RECORD LIST:

[Begin]

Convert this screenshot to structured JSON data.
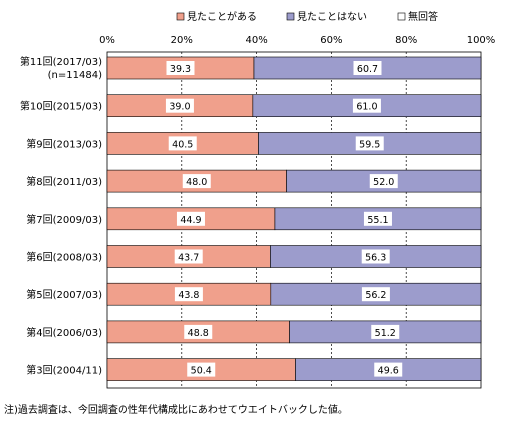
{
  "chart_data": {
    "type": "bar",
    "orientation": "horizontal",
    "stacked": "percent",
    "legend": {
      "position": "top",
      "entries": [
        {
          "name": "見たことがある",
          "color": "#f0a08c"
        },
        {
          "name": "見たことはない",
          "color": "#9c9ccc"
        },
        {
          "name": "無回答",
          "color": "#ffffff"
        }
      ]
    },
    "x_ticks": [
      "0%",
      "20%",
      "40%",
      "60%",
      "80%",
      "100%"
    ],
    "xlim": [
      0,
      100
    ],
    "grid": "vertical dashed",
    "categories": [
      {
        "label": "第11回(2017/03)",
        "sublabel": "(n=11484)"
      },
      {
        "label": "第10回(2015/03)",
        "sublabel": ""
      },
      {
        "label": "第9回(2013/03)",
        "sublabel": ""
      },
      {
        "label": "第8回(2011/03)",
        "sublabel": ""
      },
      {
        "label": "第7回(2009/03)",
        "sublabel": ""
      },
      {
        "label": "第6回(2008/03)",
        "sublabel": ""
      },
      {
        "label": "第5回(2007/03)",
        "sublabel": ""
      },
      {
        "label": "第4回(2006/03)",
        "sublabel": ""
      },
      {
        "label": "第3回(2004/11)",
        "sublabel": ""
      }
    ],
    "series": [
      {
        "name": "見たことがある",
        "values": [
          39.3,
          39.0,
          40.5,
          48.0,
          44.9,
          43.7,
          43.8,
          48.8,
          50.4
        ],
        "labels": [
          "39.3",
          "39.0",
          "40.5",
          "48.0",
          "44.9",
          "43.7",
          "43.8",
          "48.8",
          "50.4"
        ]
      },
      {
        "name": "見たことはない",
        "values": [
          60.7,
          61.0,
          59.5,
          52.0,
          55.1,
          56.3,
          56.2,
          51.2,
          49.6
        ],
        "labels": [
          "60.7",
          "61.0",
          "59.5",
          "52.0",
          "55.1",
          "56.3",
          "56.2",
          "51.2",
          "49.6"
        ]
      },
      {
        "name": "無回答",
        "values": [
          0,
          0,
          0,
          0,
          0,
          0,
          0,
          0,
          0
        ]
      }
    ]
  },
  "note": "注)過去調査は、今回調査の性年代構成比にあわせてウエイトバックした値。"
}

[End]

PROBLEM DETAILS: Find and copy each line above that includes the string "color".

THE ANSWER:
          "color": "#f0a08c"
          "color": "#9c9ccc"
          "color": "#ffffff"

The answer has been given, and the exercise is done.